Write every entry out again exactly, please, and skip the pictures.

Document page transcription items

------

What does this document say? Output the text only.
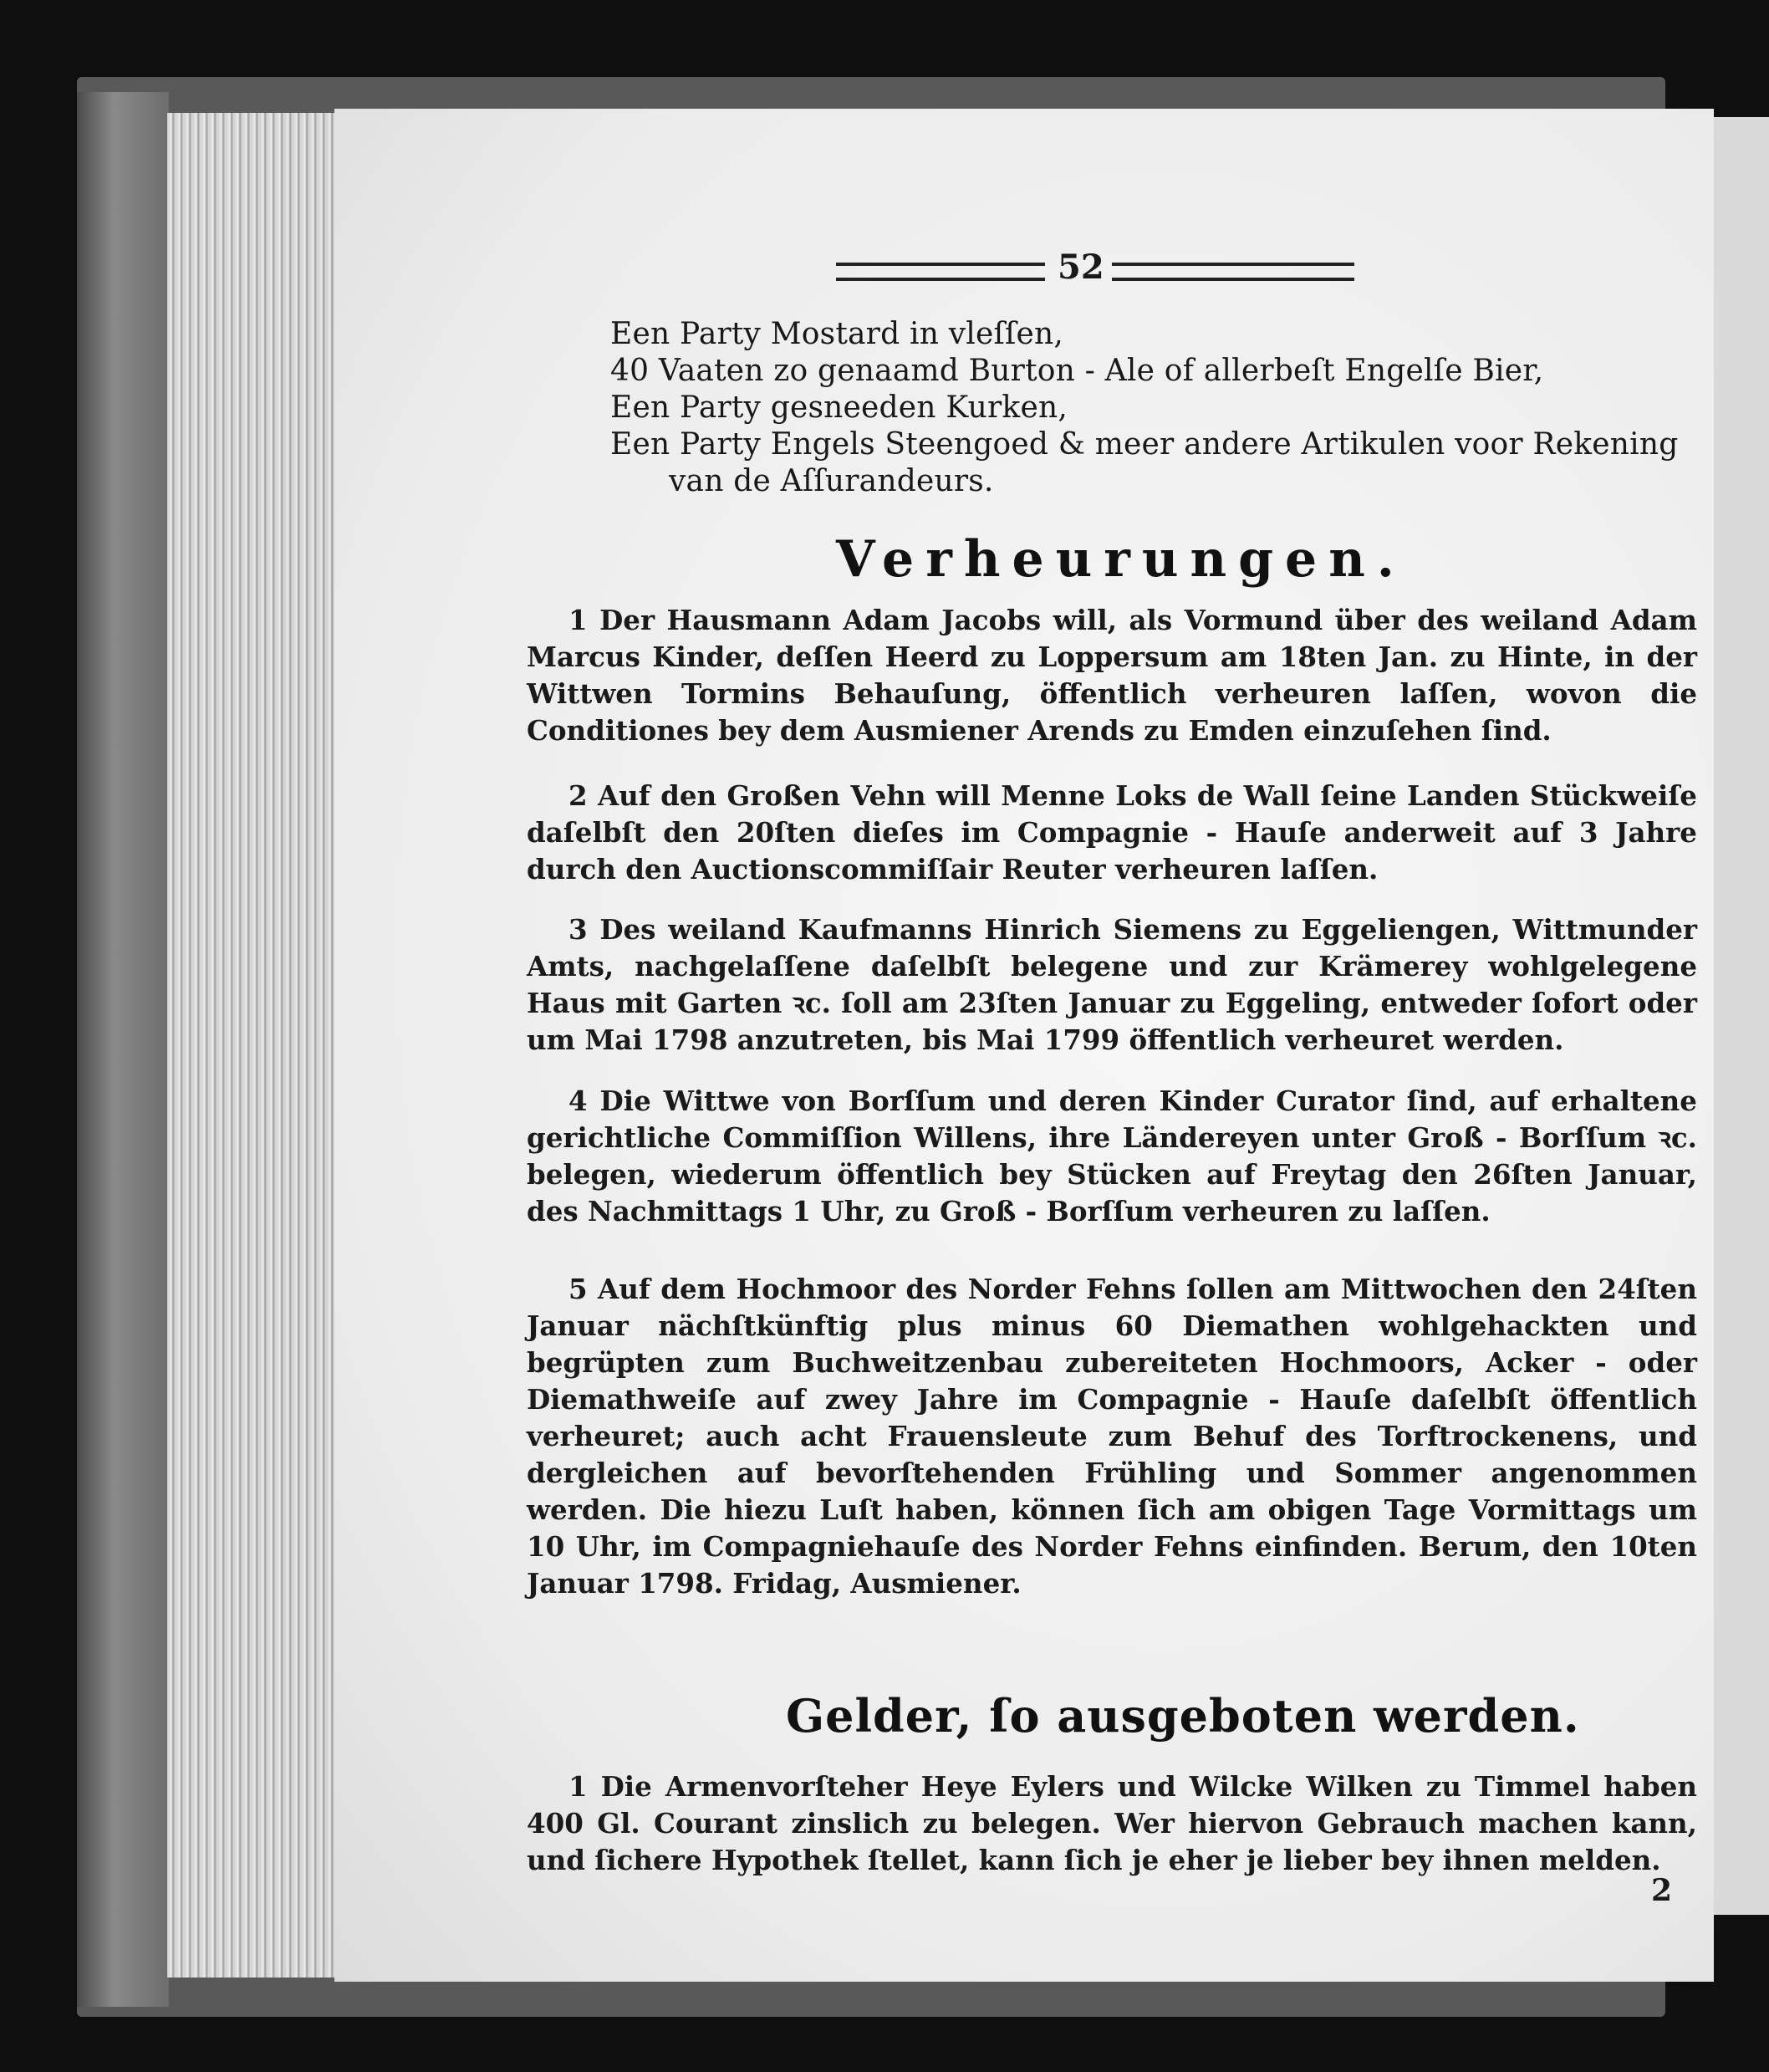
52
Een Party Mostard in vleſſen,
40 Vaaten zo genaamd Burton - Ale of allerbeſt Engelſe Bier,
Een Party gesneeden Kurken,
Een Party Engels Steengoed & meer andere Artikulen voor Rekening
van de Aſſurandeurs.
Verheurungen.

1 Der Hausmann Adam Jacobs will, als Vormund über des weiland Adam Marcus Kinder, deſſen Heerd zu Loppersum am 18ten Jan. zu Hinte, in der Wittwen Tormins Behauſung, öffentlich verheuren laſſen, wovon die Conditiones bey dem Ausmiener Arends zu Emden einzuſehen ſind.

2 Auf den Großen Vehn will Menne Loks de Wall ſeine Landen Stückweiſe daſelbſt den 20ſten dieſes im Compagnie - Hauſe anderweit auf 3 Jahre durch den Auctionscommiſſair Reuter verheuren laſſen.

3 Des weiland Kaufmanns Hinrich Siemens zu Eggeliengen, Wittmunder Amts, nachgelaſſene daſelbſt belegene und zur Krämerey wohlgelegene Haus mit Garten ꝛc. ſoll am 23ſten Januar zu Eggeling, entweder ſofort oder um Mai 1798 anzutreten, bis Mai 1799 öffentlich verheuret werden.

4 Die Wittwe von Borſſum und deren Kinder Curator ſind, auf erhaltene gerichtliche Commiſſion Willens, ihre Ländereyen unter Groß - Borſſum ꝛc. belegen, wiederum öffentlich bey Stücken auf Freytag den 26ſten Januar, des Nachmittags 1 Uhr, zu Groß - Borſſum verheuren zu laſſen.

5 Auf dem Hochmoor des Norder Fehns ſollen am Mittwochen den 24ſten Januar nächſtkünftig plus minus 60 Diemathen wohlgehackten und begrüpten zum Buchweitzenbau zubereiteten Hochmoors, Acker - oder Diemathweiſe auf zwey Jahre im Compagnie - Hauſe daſelbſt öffentlich verheuret; auch acht Frauensleute zum Behuf des Torftrockenens, und dergleichen auf bevorſtehenden Frühling und Sommer angenommen werden. Die hiezu Luſt haben, können ſich am obigen Tage Vormittags um 10 Uhr, im Compagniehauſe des Norder Fehns einfinden. Berum, den 10ten Januar 1798. Fridag, Ausmiener.

Gelder, ſo ausgeboten werden.

1 Die Armenvorſteher Heye Eylers und Wilcke Wilken zu Timmel haben 400 Gl. Courant zinslich zu belegen. Wer hiervon Gebrauch machen kann, und ſichere Hypothek ſtellet, kann ſich je eher je lieber bey ihnen melden.

2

------

- **Exercise result**
What does this document say? Output the text only.
52
Een Party Mostard in vleſſen,
40 Vaaten zo genaamd Burton - Ale of allerbeſt Engelſe Bier,
Een Party gesneeden Kurken,
Een Party Engels Steengoed & meer andere Artikulen voor Rekening
van de Aſſurandeurs.
Verheurungen.

1 Der Hausmann Adam Jacobs will, als Vormund über des weiland Adam Marcus Kinder, deſſen Heerd zu Loppersum am 18ten Jan. zu Hinte, in der Wittwen Tormins Behauſung, öffentlich verheuren laſſen, wovon die Conditiones bey dem Ausmiener Arends zu Emden einzuſehen ſind.

2 Auf den Großen Vehn will Menne Loks de Wall ſeine Landen Stückweiſe daſelbſt den 20ſten dieſes im Compagnie - Hauſe anderweit auf 3 Jahre durch den Auctionscommiſſair Reuter verheuren laſſen.

3 Des weiland Kaufmanns Hinrich Siemens zu Eggeliengen, Wittmunder Amts, nachgelaſſene daſelbſt belegene und zur Krämerey wohlgelegene Haus mit Garten ꝛc. ſoll am 23ſten Januar zu Eggeling, entweder ſofort oder um Mai 1798 anzutreten, bis Mai 1799 öffentlich verheuret werden.

4 Die Wittwe von Borſſum und deren Kinder Curator ſind, auf erhaltene gerichtliche Commiſſion Willens, ihre Ländereyen unter Groß - Borſſum ꝛc. belegen, wiederum öffentlich bey Stücken auf Freytag den 26ſten Januar, des Nachmittags 1 Uhr, zu Groß - Borſſum verheuren zu laſſen.

5 Auf dem Hochmoor des Norder Fehns ſollen am Mittwochen den 24ſten Januar nächſtkünftig plus minus 60 Diemathen wohlgehackten und begrüpten zum Buchweitzenbau zubereiteten Hochmoors, Acker - oder Diemathweiſe auf zwey Jahre im Compagnie - Hauſe daſelbſt öffentlich verheuret; auch acht Frauensleute zum Behuf des Torftrockenens, und dergleichen auf bevorſtehenden Frühling und Sommer angenommen werden. Die hiezu Luſt haben, können ſich am obigen Tage Vormittags um 10 Uhr, im Compagniehauſe des Norder Fehns einfinden. Berum, den 10ten Januar 1798. Fridag, Ausmiener.

Gelder, ſo ausgeboten werden.

1 Die Armenvorſteher Heye Eylers und Wilcke Wilken zu Timmel haben 400 Gl. Courant zinslich zu belegen. Wer hiervon Gebrauch machen kann, und ſichere Hypothek ſtellet, kann ſich je eher je lieber bey ihnen melden.

2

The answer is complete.